BEGIN SOURCE RECORDS
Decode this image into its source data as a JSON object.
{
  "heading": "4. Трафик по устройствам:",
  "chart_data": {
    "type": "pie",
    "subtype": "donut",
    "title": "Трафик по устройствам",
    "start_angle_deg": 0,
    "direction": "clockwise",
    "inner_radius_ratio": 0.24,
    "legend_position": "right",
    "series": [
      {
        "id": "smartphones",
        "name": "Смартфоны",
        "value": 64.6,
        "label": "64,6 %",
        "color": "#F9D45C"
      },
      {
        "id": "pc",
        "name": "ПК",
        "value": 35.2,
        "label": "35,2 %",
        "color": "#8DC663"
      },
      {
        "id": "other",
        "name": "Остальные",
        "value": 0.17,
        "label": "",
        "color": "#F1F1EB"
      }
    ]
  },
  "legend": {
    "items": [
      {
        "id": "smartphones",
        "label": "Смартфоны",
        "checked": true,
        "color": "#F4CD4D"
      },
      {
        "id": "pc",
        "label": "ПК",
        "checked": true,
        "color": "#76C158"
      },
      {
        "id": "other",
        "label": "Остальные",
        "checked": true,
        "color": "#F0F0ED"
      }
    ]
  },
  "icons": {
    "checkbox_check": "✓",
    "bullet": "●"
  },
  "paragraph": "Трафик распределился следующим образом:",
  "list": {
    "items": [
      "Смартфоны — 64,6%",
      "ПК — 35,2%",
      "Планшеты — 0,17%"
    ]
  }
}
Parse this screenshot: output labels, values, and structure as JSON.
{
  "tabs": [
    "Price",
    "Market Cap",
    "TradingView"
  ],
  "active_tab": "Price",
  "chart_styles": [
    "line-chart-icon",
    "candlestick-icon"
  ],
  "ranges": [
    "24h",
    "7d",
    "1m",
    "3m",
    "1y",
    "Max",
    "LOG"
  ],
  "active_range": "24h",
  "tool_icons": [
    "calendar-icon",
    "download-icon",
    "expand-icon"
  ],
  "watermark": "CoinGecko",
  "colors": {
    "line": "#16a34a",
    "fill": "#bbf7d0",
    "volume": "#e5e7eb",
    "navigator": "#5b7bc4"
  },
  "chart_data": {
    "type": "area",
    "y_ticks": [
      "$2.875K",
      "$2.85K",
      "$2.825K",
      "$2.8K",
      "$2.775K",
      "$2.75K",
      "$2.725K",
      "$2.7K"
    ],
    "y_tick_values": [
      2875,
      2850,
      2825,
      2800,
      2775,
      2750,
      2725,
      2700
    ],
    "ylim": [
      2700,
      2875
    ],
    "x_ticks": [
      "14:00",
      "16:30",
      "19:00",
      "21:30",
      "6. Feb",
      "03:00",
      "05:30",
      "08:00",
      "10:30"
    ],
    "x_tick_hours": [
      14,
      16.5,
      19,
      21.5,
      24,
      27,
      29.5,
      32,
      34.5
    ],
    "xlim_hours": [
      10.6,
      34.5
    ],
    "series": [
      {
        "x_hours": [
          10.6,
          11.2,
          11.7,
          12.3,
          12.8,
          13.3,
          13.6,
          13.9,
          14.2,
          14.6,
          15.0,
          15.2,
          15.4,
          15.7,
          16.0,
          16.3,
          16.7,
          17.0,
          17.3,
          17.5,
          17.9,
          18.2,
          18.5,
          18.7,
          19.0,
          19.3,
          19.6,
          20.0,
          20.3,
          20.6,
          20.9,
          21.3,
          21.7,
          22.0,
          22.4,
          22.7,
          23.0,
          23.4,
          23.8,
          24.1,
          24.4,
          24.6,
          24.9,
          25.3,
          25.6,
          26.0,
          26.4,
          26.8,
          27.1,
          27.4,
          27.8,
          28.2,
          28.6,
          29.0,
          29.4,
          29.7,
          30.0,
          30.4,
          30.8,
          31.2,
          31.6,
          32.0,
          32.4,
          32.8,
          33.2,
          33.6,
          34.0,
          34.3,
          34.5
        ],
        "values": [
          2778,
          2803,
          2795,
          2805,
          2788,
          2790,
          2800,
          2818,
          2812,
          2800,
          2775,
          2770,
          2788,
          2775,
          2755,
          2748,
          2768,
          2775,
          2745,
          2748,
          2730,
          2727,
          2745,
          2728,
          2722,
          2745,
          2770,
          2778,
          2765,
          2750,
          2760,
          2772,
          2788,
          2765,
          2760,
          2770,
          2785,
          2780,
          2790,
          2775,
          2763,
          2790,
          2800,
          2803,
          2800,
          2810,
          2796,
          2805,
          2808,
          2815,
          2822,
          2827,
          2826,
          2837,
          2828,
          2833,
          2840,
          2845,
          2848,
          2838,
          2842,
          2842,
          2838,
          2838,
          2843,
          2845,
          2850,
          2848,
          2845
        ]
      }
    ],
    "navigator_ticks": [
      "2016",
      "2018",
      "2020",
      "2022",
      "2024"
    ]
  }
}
END SOURCE RECORDS
BEGIN SOURCE RECORDS
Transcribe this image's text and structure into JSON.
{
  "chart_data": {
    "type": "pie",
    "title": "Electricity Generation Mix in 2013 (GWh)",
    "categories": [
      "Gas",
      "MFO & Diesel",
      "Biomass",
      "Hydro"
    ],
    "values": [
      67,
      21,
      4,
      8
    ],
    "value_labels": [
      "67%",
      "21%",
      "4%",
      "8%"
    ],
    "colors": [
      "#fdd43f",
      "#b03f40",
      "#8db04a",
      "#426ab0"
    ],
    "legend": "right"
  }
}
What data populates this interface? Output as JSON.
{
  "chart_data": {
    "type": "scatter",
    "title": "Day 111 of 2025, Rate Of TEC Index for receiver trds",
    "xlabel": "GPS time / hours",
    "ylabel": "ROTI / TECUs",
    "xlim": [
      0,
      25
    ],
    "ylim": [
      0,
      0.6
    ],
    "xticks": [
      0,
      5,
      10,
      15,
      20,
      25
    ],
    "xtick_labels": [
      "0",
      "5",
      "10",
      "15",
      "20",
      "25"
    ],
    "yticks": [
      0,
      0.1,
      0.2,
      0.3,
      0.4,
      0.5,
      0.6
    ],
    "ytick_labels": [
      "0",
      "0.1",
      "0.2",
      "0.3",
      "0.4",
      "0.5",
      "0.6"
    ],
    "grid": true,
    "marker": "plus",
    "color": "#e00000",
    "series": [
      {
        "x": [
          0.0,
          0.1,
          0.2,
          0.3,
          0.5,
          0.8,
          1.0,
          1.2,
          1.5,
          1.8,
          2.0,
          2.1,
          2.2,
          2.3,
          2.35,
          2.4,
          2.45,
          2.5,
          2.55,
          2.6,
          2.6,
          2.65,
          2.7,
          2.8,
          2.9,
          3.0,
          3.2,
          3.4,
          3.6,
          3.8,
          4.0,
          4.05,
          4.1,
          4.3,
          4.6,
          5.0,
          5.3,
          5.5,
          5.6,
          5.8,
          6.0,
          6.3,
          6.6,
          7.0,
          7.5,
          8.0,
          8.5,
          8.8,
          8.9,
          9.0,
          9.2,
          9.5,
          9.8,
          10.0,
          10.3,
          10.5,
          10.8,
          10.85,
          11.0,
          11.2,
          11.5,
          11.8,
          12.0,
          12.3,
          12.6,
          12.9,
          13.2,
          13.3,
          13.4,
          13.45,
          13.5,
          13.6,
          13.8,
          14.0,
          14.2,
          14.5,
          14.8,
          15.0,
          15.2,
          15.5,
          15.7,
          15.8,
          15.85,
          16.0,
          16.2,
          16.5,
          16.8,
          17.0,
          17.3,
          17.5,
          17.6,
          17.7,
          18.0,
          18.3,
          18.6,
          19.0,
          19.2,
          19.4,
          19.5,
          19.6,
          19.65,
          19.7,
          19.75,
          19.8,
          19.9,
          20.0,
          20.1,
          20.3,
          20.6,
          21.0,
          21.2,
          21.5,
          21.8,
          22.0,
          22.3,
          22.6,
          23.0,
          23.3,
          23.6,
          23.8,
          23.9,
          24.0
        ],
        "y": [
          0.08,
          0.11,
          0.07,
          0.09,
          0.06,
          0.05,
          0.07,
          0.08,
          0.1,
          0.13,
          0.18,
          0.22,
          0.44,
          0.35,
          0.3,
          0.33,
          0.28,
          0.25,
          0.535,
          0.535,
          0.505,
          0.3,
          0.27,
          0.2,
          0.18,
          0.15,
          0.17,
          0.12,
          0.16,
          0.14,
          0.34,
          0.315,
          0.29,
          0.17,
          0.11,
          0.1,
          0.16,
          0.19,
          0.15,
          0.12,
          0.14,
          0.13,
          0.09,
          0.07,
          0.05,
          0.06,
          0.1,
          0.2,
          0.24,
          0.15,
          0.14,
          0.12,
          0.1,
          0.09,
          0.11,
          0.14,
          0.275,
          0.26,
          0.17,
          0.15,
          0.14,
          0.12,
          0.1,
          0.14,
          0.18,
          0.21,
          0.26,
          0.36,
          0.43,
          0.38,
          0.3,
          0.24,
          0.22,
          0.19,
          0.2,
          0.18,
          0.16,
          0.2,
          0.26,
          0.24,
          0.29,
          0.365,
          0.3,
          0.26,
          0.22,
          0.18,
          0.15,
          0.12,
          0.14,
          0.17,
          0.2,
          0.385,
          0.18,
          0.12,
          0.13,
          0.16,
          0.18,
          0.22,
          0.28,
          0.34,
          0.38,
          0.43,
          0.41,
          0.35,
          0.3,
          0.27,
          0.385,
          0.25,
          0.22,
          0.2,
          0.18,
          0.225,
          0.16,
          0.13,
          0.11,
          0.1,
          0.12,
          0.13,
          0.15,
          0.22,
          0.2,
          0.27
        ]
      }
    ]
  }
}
END SOURCE RECORDS
Which lines contain the word "устройствам"? Copy each one.

§ **ANSWER FOR THIS EXERCISE**:
  "heading": "4. Трафик по устройствам:",
    "title": "Трафик по устройствам",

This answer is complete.